- [MATERIAL ERKUNDEN]:
1. Schreibe den Abschnitt des folgenden Textauszugs zum Ausbau der Anlage neu, beginnend mit „Einen weiteren Ausbau“ und weiter bis „bis heute genutzt.“. Ersetze dabei „Abstellanlage“ überall durch „Wartungsanlage“.
2. Auf welche Summe stieg laut dem folgenden Textauszug das Gesamtinvestitionsvolumen?

- [ZITIERTER TEXTAUSZUG]:
Einen weiteren Ausbau der Anlage beschloss man im Umfang von 23 Millionen DM im Frühjahr 1999. So sollte eine weitere Testhalle mit Gleisanlagen entstehen, außerdem im Rangierbahnhof von Rheydt eine Abstellanlage für Neubaufahrzeuge. Das Gesamtinvestitionsvolumen stieg damit auf insgesamt 133 Millionen DM.[7] Die Abstellanlage am Rangierbahnhof von Rheydt wird bis heute genutzt.

- [ARBEITSMATERIAL]:
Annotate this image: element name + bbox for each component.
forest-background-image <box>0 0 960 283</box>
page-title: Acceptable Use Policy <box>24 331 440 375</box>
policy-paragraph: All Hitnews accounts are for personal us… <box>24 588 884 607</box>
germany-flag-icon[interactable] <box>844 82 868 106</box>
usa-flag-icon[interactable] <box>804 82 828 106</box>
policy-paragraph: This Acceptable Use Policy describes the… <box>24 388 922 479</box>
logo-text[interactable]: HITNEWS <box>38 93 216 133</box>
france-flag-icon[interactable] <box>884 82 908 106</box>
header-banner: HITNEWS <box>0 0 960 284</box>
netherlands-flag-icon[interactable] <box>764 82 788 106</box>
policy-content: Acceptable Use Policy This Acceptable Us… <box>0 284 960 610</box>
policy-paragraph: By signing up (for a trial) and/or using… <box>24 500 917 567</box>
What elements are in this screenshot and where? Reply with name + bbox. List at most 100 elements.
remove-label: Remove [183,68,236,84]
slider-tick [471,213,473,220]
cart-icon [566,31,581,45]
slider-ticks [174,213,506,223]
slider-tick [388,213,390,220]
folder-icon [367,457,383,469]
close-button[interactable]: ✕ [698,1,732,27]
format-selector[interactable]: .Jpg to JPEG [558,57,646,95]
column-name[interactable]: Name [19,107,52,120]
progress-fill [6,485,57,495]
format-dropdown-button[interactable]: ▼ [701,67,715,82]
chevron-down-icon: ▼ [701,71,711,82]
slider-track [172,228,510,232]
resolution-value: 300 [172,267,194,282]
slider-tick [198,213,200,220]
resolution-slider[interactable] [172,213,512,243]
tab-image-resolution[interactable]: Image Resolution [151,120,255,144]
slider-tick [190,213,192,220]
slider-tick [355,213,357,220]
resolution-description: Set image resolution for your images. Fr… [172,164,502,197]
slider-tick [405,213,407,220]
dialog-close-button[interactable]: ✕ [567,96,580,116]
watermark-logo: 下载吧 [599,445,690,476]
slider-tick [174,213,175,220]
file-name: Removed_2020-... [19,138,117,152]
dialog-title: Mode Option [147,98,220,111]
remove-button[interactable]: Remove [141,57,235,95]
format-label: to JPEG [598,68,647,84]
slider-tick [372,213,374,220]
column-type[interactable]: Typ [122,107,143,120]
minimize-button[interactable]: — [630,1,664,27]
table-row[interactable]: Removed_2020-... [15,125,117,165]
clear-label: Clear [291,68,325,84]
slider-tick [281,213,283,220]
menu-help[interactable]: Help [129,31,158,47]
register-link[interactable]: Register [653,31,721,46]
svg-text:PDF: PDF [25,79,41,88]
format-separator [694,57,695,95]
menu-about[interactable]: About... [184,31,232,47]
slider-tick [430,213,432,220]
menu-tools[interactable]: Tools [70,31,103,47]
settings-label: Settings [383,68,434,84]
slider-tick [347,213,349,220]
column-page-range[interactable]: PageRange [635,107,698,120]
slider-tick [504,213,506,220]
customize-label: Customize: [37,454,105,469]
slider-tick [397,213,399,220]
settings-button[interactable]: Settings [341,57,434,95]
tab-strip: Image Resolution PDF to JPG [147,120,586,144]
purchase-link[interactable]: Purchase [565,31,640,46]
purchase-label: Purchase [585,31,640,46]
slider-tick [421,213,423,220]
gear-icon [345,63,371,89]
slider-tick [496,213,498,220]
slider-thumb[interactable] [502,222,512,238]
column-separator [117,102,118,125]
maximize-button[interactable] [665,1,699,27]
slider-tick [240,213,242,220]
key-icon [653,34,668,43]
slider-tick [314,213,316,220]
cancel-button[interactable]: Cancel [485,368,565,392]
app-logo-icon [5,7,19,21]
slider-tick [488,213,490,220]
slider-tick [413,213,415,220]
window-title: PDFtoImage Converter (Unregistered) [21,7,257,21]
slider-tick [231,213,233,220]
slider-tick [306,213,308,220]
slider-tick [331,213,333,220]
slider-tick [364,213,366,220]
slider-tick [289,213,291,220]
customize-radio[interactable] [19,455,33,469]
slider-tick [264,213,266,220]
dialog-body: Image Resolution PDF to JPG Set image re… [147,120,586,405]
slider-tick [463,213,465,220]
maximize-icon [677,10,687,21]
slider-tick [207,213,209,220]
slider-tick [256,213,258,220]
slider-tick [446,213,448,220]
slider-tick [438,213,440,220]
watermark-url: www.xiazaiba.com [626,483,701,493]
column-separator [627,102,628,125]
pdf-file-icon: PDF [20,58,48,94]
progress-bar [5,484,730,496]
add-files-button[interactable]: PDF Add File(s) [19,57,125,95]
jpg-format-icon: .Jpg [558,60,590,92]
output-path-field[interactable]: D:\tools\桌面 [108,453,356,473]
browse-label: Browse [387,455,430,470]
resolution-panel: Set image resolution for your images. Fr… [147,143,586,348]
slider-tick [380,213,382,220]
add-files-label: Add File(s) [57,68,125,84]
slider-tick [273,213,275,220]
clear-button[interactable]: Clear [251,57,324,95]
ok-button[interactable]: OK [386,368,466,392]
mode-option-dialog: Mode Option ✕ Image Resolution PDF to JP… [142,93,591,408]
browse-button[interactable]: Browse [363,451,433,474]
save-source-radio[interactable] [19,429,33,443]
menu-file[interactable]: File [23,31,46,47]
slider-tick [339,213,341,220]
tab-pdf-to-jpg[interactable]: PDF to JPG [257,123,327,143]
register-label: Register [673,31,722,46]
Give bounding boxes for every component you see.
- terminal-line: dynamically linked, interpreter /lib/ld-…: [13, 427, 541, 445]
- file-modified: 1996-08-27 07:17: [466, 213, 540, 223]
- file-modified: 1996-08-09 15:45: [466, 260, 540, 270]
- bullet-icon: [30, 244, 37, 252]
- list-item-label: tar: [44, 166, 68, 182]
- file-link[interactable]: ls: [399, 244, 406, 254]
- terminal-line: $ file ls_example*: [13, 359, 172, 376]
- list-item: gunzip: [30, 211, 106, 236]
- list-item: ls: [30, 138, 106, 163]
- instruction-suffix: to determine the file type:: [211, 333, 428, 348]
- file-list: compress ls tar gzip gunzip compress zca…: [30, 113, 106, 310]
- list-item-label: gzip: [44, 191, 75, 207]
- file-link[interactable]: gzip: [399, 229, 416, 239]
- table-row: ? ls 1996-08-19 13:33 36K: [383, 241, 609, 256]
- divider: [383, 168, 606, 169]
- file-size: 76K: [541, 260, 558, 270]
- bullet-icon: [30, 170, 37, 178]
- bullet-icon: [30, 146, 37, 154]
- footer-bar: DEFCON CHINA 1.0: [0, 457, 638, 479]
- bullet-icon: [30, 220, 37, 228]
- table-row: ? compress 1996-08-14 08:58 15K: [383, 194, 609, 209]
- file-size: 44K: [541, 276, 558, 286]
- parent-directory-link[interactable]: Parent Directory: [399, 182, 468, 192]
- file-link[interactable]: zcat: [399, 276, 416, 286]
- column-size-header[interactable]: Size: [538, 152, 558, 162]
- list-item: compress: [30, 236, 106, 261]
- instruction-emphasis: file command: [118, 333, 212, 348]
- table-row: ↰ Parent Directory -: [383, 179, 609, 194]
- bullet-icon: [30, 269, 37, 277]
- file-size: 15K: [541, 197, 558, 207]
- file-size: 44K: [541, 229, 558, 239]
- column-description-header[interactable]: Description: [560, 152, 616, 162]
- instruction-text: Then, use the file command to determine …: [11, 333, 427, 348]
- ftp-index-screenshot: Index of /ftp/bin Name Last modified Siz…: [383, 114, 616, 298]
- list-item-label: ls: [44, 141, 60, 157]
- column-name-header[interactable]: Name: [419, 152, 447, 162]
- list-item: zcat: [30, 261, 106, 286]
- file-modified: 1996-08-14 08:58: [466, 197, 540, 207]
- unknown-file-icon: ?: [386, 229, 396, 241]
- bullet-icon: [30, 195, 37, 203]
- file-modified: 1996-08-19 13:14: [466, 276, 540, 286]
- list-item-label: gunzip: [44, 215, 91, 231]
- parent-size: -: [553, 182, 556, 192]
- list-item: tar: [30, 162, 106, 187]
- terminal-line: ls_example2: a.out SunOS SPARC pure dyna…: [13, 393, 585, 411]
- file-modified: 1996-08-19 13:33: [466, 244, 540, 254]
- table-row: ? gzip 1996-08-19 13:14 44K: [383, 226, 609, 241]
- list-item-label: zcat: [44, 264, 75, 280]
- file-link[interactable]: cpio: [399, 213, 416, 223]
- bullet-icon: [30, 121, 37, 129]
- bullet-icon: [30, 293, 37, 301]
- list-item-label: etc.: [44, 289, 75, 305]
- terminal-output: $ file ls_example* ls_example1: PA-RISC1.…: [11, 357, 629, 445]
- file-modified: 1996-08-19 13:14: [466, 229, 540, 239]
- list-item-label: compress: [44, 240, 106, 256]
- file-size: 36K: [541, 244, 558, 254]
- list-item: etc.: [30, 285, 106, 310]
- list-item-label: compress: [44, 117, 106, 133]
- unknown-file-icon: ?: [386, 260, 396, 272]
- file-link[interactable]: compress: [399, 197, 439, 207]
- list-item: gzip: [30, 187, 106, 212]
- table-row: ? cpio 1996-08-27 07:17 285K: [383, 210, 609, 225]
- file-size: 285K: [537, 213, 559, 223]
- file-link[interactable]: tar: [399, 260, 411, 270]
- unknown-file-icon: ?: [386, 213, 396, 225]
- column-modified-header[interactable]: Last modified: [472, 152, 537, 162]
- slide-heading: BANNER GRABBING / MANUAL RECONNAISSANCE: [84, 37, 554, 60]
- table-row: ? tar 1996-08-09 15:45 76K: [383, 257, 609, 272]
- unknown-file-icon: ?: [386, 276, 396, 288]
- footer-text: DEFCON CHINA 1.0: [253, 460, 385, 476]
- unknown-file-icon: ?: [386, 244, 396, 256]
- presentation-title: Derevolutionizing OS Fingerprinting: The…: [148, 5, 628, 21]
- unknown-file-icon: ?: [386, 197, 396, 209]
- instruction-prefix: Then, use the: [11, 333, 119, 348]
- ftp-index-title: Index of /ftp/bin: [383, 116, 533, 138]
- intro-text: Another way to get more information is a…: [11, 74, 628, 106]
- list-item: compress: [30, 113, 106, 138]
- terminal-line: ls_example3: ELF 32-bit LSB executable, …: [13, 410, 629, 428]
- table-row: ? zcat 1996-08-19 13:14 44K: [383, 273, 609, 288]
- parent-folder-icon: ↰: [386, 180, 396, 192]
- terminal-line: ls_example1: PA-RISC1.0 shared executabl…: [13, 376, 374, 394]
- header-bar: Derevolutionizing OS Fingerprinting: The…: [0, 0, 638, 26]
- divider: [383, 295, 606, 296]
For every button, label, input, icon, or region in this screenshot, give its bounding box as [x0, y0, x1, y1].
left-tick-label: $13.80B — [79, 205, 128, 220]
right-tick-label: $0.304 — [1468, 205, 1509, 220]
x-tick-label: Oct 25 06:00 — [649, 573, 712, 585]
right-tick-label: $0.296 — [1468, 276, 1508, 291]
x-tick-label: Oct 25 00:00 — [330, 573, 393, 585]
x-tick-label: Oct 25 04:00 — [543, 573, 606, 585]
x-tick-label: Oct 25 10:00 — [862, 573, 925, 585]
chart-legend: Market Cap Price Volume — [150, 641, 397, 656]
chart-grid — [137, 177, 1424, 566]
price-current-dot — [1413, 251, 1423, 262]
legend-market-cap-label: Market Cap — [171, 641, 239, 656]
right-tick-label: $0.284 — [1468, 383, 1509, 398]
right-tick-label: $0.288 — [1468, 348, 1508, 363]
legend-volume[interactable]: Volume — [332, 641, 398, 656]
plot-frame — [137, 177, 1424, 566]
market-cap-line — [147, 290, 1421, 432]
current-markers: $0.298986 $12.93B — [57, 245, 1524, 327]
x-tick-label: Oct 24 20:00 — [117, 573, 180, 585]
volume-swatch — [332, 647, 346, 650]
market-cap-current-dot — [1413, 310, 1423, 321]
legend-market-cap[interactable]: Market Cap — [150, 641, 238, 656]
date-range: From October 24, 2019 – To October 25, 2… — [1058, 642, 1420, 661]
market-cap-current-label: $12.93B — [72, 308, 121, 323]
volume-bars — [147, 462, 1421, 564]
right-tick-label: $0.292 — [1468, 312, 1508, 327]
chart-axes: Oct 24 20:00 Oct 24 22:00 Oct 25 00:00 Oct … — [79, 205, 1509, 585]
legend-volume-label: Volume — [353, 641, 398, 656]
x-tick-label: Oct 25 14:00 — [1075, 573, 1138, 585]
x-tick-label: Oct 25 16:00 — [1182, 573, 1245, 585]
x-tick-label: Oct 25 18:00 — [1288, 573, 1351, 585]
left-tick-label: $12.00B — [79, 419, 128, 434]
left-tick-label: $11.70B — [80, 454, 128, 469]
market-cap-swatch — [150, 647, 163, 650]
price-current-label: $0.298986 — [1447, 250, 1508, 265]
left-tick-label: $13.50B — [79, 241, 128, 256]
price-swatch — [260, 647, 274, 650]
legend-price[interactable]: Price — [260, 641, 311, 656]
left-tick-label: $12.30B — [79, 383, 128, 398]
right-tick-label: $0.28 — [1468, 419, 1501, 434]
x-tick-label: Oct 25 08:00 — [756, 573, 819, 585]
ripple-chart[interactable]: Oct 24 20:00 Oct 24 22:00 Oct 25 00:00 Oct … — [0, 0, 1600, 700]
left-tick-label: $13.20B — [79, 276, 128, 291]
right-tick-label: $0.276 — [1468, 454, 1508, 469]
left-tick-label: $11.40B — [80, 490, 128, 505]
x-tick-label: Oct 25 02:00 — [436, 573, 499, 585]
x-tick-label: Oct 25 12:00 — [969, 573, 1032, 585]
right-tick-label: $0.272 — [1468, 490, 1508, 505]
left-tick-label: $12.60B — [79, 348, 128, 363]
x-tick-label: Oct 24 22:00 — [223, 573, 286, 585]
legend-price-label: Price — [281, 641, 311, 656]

- [LÖSUNGEN JE AUFGABE]:
1.
Einen weiteren Ausbau der Anlage beschloss man im Umfang von 23 Millionen DM im Frühjahr 1999. So sollte eine weitere Testhalle mit Gleisanlagen entstehen, außerdem im Rangierbahnhof von Rheydt eine Wartungsanlage für Neubaufahrzeuge. Das Gesamtinvestitionsvolumen stieg damit auf insgesamt 133 Millionen DM.[7] Die Wartungsanlage am Rangierbahnhof von Rheydt wird bis heute genutzt.

2. Auf insgesamt 133 Millionen DM.